Work required: Answer with a single number, the count of lines in the material below that contain the word "panel".

Record set:

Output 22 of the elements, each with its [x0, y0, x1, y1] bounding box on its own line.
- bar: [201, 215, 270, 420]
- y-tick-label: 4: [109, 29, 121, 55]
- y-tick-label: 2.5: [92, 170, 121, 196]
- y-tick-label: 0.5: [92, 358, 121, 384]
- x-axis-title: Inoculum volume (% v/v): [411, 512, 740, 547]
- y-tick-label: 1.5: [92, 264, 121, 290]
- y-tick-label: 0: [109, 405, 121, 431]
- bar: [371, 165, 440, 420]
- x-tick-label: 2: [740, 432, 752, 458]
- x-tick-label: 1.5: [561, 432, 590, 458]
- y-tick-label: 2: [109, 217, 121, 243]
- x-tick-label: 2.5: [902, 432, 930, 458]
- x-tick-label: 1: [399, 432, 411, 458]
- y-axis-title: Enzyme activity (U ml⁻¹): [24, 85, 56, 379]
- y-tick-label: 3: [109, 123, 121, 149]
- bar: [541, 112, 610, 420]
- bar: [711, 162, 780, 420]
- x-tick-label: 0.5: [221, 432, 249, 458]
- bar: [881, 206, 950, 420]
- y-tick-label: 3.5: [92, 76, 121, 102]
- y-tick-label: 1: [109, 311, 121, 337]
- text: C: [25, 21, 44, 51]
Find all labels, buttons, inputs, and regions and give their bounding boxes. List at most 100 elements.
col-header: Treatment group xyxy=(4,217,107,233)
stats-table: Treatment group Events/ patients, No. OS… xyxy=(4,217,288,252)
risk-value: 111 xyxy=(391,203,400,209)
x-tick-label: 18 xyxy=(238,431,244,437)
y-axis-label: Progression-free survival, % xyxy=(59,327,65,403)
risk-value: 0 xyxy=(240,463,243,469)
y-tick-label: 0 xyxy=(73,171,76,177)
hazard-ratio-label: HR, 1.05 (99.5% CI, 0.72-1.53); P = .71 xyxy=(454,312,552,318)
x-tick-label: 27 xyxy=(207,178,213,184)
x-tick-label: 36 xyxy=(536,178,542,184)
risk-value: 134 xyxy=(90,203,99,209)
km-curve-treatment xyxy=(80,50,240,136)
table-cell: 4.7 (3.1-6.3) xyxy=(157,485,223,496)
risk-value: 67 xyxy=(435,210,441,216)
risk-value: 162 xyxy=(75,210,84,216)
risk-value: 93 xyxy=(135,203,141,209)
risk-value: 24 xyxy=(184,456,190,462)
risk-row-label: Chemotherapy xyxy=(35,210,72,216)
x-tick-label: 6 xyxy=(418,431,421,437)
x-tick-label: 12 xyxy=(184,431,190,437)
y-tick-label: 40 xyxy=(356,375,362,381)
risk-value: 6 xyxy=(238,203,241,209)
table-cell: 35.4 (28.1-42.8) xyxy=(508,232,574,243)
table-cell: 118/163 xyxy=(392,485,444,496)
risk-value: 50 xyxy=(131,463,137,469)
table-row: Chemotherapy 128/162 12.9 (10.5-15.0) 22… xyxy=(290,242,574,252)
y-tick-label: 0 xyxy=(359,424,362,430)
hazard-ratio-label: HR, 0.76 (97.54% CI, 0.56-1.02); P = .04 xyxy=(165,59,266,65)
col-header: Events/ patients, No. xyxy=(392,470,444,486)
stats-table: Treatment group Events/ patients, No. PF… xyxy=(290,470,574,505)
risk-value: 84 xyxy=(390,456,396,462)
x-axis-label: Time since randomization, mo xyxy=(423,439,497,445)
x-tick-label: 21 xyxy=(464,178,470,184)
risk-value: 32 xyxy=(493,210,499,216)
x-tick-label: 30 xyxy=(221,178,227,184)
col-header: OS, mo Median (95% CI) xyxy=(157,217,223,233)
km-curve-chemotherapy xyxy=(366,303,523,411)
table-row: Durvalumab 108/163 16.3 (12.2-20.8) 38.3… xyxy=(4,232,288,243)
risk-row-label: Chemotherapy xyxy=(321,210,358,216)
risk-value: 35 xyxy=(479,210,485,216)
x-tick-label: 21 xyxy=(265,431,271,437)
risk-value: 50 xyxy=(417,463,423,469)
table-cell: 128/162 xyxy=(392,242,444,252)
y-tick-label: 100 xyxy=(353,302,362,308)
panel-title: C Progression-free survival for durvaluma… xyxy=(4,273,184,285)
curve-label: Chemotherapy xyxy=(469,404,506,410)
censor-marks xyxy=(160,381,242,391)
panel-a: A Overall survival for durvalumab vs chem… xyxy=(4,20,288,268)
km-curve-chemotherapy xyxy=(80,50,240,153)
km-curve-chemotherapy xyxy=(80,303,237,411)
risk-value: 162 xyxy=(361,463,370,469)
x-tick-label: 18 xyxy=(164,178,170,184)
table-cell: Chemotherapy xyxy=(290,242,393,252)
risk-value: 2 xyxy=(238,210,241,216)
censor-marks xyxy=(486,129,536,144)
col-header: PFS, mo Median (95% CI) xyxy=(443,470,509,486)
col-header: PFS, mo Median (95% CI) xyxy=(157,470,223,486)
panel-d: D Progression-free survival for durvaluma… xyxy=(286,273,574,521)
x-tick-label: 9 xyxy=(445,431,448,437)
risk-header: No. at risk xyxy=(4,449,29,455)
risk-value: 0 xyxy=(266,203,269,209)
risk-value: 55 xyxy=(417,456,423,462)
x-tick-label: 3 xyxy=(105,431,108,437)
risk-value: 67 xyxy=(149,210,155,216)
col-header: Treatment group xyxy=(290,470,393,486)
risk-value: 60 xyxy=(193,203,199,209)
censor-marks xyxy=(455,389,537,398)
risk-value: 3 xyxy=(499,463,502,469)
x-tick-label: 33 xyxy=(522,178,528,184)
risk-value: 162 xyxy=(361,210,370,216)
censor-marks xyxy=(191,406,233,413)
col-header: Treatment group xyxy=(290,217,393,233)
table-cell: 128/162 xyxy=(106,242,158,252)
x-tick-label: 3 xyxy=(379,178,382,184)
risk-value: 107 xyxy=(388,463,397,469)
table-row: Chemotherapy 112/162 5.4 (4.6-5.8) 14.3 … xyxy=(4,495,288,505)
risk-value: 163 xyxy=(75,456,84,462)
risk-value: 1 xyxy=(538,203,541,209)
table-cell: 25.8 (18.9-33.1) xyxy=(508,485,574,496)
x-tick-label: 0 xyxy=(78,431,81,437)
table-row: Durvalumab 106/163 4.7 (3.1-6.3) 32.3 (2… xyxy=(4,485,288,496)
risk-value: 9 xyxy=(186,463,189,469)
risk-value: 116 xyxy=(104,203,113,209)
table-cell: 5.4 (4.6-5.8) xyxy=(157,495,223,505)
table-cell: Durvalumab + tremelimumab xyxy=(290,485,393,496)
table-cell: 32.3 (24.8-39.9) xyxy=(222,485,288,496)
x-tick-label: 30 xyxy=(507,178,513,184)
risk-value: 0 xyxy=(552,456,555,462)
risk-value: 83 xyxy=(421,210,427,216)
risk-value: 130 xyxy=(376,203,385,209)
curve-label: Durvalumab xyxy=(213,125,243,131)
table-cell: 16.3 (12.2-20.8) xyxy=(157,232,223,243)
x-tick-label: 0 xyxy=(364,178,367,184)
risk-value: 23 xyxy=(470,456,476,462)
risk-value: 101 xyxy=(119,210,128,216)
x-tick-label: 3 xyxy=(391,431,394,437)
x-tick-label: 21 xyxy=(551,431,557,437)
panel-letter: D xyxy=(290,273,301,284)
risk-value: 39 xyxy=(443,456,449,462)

Answer to the exercise: 4